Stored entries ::
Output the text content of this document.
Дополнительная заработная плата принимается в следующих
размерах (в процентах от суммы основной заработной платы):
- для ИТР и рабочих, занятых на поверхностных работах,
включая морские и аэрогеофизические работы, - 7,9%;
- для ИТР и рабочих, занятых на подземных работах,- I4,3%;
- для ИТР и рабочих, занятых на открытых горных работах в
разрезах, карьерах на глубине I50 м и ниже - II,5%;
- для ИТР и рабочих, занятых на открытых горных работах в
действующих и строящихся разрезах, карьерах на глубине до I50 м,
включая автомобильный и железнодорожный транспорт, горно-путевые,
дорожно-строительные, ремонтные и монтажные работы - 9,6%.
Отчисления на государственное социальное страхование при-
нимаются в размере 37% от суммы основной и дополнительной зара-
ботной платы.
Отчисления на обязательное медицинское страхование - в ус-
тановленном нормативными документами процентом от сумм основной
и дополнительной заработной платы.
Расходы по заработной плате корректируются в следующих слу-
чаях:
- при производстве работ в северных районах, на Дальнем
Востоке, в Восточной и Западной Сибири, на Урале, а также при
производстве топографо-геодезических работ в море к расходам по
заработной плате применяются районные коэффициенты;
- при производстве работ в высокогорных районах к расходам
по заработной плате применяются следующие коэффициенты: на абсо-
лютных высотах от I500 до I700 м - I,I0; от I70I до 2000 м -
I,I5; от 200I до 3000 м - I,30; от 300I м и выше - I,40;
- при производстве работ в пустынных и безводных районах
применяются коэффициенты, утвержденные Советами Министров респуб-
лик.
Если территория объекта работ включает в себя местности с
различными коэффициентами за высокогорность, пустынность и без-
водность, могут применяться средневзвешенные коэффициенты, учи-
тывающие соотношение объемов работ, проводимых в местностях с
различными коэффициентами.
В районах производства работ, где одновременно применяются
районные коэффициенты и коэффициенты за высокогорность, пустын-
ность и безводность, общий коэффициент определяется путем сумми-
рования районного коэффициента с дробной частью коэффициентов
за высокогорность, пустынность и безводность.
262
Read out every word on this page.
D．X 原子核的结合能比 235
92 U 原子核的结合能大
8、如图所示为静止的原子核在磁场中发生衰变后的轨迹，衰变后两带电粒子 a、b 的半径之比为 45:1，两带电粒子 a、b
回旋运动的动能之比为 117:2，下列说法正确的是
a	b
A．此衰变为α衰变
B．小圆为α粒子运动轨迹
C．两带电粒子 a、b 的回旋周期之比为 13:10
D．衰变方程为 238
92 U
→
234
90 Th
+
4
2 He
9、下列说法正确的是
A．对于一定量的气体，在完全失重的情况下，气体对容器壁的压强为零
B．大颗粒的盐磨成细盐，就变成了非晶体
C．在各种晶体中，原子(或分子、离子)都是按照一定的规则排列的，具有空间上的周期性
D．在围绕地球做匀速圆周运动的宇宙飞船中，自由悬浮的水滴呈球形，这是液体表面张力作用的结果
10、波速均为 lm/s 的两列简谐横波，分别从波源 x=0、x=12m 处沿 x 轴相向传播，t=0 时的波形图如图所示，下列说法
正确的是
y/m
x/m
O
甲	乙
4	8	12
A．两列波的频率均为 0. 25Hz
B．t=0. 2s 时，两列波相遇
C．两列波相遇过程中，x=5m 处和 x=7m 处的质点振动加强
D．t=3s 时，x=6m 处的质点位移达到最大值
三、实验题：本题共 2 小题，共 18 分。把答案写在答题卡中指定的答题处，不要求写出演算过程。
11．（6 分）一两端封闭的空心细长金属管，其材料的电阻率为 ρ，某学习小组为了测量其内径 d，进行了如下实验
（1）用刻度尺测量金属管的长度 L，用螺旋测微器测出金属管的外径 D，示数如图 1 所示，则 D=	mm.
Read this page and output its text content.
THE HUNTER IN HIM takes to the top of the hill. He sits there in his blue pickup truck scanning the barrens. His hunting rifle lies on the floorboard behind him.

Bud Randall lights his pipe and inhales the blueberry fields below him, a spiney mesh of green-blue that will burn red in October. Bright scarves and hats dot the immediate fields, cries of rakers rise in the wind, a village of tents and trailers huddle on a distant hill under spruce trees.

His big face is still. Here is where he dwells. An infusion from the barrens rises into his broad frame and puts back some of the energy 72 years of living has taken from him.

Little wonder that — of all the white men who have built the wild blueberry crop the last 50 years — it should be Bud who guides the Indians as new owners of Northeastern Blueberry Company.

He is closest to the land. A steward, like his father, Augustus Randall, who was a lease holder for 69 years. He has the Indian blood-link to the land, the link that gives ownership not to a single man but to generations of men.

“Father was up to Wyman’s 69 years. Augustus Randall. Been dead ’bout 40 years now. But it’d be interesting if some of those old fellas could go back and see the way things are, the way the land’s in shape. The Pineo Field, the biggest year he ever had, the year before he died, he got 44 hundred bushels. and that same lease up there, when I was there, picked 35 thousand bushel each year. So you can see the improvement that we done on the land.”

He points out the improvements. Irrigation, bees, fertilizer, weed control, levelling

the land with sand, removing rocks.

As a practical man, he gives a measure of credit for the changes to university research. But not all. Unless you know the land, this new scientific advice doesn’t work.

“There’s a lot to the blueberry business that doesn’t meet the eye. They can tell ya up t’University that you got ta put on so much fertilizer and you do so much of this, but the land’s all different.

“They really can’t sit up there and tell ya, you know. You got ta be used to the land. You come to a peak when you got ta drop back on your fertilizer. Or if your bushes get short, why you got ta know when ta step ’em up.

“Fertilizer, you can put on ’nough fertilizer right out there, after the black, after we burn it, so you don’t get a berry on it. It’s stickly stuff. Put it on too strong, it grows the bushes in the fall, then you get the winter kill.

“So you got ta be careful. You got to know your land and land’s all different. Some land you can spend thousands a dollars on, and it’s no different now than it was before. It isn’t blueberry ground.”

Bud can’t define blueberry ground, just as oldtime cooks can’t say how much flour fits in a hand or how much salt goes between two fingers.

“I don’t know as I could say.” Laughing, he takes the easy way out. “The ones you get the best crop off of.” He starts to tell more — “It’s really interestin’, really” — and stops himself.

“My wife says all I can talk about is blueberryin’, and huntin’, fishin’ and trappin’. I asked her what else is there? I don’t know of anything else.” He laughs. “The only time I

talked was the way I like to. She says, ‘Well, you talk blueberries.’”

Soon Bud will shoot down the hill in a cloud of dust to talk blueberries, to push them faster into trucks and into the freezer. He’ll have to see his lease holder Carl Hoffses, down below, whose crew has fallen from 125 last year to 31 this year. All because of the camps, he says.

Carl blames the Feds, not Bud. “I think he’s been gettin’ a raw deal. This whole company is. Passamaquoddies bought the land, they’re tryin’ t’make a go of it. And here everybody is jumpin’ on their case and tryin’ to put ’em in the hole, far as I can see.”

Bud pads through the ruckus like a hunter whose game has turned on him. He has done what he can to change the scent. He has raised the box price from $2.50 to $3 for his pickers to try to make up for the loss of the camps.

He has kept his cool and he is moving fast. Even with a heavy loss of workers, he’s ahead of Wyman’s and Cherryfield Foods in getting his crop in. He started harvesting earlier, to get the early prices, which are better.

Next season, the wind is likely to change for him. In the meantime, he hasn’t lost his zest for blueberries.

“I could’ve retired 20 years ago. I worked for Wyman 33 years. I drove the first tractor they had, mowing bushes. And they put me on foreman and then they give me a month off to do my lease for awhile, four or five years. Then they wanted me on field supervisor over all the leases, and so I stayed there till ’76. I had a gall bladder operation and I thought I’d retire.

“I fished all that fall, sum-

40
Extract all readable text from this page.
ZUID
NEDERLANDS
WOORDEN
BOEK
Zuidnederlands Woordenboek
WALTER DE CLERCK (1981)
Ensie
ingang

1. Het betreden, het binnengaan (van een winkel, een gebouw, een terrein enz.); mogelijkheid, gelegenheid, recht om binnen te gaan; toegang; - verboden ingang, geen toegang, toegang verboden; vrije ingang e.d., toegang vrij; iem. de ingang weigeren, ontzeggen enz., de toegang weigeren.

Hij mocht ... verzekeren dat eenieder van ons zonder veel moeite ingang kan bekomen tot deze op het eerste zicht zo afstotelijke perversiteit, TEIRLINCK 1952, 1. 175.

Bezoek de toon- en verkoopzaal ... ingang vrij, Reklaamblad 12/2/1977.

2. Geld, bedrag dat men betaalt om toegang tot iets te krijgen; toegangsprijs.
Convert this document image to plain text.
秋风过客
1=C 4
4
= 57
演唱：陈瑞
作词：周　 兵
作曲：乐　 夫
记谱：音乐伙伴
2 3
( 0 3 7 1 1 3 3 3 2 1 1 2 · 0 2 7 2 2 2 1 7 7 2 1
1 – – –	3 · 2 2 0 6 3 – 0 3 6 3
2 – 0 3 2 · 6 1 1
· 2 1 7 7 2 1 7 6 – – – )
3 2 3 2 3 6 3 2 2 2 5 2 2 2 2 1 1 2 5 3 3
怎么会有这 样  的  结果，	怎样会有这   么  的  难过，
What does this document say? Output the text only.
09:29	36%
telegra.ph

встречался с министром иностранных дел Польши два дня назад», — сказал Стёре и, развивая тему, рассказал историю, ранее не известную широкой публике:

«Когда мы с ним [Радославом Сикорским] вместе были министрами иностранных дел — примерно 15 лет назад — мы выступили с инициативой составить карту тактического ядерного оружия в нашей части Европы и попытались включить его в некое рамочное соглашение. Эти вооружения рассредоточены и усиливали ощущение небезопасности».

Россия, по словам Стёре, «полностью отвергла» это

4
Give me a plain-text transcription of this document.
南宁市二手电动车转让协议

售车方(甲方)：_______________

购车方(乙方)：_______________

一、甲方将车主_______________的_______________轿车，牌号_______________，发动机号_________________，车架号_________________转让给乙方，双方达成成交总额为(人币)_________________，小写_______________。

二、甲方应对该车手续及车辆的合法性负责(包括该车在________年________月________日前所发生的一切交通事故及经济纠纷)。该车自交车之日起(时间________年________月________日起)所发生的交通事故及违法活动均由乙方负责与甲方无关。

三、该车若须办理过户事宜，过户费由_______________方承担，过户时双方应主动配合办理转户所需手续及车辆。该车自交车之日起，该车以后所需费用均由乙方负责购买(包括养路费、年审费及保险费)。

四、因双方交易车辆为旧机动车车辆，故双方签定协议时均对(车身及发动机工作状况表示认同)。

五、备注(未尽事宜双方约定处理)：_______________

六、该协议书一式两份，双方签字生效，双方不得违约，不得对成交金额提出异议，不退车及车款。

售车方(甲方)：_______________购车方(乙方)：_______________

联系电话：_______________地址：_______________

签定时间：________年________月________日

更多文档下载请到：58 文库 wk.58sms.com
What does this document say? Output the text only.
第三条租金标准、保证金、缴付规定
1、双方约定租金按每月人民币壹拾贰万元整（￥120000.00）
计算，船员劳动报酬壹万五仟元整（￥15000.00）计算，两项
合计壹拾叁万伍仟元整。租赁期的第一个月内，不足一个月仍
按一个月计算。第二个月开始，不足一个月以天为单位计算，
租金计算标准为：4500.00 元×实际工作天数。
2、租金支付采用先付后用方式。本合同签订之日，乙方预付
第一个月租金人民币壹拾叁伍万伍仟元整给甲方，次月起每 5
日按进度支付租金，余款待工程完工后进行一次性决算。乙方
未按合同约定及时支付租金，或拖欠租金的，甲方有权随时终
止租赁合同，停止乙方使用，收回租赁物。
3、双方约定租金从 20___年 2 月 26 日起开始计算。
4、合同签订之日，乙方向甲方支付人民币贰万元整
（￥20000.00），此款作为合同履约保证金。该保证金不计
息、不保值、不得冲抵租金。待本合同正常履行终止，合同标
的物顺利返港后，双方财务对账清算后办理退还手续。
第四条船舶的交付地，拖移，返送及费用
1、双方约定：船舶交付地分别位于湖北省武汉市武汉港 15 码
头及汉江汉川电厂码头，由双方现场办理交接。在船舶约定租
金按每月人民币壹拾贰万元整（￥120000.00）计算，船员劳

What is asked :: Find and copy every line in the entries above where the string "tell" occurs.

Answer for this exercise ::
“There’s a lot to the blueberry business that doesn’t meet the eye. They can tell ya up t’University that you got ta put on so much fertilizer and you do so much of this, but the land’s all different.
“They really can’t sit up there and tell ya, you know. You got ta be used to the land. You come to a peak when you got ta drop back on your fertilizer. Or if your bushes get short, why you got ta know when ta step ’em up.
“I don’t know as I could say.” Laughing, he takes the easy way out. “The ones you get the best crop off of.” He starts to tell more — “It’s really interestin’, really” — and stops himself.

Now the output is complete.